Aufgabe: Welche fertige gefalzte Breite ergibt laut dem Auszug über Schrägstreifen eine offene Bandbreite von 36 mm?

Ausgewählter Auszug:

Schrägstreifen
Dekorative Abschlüsse an Ecken, Kanten und Ausschnitten
Schrägstreifen oder bereits geformte Schrägbänder können fertig im Fachhandel als Meterware oder
SB- Packungen gekauft werden. Es gibt sie in verschiedenen Farben und Breiten, das Material ist vorzugsweise Baumwolle oder Duchesse.
Individueller werden die Abschlüsse natürlich mit selbst zugeschnittenen Bändern, die farblich und vom Muster her auf den Stoff abgestimmt werden können.
Schrägstreifen werden immer diagonal zum Fadenlauf zugeschnitten. Legen Sie eine Ecke vom Stoff so um, dass sich der Längs- und der Querfadenlauf im rechten Winkel treffen.
Die diagonale Bruchkante ergibt die gewünschte Schräge.
 
Abb1
Ganz wichtig ist der schräge Fadenlauf, damit sich der Stoff leichter den Rundungen anpasst.
Manchmal benötigt man einen sehr langen Schrägstreifen. Nähen Sie in diesem Fall die Stoffstreifen im geraden Fadenlauf aufeinander. Überstehende Ecken werden abgeschnitten.
 Abb2
Sehr hilfreich beim Zuschnitt sind die für Patchworkarbeiten erhältlichen transparenten Kunststofflineale (von PRYM u.a.), die Führungslinien für die verschiedenen Winkel aufgezeichnet haben.
Zum Zuschneiden ist der Rollschneider das richtige Schneidewerkzeug.
Zum Formen der Schrägbänder bieten verschiedene Hersteller Schrägbandformer in mehreren Breiten an.
Zuschnitt für die verschiedenen Schrägbandformer:
offene Bandbreite 13 mm, fertige Breite gefalzt: 6 mm
offene Bandbreite 25 mm, fertige Breite gefalzt: 12 mm
offene Bandbreite 36 mm, fertige Breite gefalzt: 18 mm
offene Bandbreite 48 mm, fertige Breite gefalzt: 25 mm
offene Bandbreite 96 mm, fertige Breite gefalzt: 50 mm
Bei sehr dünnen Stoffen ca. 2mm zugeben
Für manche Nähmaschinen gibt es spezielle Bandeinfasser, die die Arbeit sehr erleichtern.
Bitte informieren Sie sich in der Gebrauchsanleitung Ihrer Maschine oder fragen Sie Ihren Nähmaschinenhändler.

Vorliegende Daten:
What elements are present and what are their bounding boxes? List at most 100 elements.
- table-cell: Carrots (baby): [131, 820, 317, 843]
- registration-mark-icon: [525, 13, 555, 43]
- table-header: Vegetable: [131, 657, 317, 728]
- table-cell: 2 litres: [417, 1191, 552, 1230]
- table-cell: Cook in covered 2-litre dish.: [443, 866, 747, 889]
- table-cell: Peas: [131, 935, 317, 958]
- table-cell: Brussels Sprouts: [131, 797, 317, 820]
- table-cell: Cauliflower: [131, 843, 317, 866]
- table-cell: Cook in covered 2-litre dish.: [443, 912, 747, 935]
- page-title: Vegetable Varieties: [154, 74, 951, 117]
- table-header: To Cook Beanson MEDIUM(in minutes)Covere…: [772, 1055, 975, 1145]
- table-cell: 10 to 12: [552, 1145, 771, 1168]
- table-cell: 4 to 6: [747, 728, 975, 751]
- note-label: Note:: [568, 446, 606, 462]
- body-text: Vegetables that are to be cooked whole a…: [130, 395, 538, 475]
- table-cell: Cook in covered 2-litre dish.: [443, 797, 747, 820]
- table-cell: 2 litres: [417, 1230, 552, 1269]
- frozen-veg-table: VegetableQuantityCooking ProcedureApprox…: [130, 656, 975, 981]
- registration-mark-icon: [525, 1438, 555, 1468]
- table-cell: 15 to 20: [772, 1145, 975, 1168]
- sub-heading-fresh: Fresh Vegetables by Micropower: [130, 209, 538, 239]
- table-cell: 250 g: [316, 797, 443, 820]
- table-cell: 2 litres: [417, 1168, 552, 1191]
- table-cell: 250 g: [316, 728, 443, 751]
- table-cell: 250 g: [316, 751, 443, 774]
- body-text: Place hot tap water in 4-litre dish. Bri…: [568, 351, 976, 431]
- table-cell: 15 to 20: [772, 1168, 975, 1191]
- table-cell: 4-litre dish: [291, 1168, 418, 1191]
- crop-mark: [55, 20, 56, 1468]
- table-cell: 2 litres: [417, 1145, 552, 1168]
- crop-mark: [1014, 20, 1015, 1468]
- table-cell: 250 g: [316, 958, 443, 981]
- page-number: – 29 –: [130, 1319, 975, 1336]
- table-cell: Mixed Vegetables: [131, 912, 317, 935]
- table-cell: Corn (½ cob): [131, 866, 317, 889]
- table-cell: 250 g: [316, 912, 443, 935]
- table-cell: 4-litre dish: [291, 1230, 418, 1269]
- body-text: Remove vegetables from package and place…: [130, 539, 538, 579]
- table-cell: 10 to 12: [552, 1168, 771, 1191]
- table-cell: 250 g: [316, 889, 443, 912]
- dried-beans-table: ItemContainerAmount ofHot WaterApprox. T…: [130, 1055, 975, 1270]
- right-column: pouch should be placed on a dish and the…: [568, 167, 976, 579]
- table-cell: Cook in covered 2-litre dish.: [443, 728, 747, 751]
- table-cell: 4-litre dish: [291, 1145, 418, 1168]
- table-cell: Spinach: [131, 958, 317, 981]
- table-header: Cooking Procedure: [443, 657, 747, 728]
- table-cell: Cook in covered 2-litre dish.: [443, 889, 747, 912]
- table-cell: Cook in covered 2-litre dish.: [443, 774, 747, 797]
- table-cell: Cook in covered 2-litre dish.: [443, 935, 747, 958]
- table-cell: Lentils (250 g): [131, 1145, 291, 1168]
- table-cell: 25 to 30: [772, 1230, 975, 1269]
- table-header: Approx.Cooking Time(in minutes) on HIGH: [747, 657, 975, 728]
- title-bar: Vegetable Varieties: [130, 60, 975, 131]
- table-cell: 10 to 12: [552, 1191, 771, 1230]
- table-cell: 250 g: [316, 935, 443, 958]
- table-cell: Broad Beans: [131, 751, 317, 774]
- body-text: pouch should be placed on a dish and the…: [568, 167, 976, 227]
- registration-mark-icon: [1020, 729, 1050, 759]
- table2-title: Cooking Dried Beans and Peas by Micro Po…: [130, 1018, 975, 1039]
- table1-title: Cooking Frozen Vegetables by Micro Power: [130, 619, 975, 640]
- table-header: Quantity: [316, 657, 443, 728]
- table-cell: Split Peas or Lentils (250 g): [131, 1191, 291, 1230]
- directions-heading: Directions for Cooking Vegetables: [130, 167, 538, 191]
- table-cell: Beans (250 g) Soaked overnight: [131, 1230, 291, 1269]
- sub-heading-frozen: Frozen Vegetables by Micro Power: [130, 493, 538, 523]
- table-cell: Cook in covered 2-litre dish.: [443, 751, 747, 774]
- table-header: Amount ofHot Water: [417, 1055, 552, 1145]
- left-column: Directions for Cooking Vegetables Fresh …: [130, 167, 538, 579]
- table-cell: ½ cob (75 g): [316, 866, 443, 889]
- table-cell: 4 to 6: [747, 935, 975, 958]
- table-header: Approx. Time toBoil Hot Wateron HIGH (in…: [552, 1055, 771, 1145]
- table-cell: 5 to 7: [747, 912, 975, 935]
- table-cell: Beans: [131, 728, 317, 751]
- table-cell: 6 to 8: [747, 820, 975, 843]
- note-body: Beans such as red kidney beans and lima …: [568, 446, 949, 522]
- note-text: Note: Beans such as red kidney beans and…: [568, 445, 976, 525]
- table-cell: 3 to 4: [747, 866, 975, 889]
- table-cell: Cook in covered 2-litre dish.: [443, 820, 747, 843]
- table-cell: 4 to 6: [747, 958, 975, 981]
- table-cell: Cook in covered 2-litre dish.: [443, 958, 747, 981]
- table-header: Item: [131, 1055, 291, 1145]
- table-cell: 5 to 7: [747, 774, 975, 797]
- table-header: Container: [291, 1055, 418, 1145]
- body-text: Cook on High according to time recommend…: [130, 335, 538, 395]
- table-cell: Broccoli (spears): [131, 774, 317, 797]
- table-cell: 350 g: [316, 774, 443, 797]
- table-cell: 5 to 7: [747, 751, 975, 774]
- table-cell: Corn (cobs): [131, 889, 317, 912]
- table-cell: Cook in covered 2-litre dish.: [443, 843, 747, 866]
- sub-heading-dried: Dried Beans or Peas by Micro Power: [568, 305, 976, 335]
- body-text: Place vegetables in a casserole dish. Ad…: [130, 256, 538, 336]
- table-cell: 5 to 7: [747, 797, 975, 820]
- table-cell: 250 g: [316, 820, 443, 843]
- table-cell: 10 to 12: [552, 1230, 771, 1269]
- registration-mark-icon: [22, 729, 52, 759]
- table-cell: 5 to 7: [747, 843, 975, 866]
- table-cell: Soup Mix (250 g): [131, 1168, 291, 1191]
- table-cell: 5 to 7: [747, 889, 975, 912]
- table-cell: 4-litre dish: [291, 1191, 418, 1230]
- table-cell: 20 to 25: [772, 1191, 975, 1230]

Lösung: 18 mm.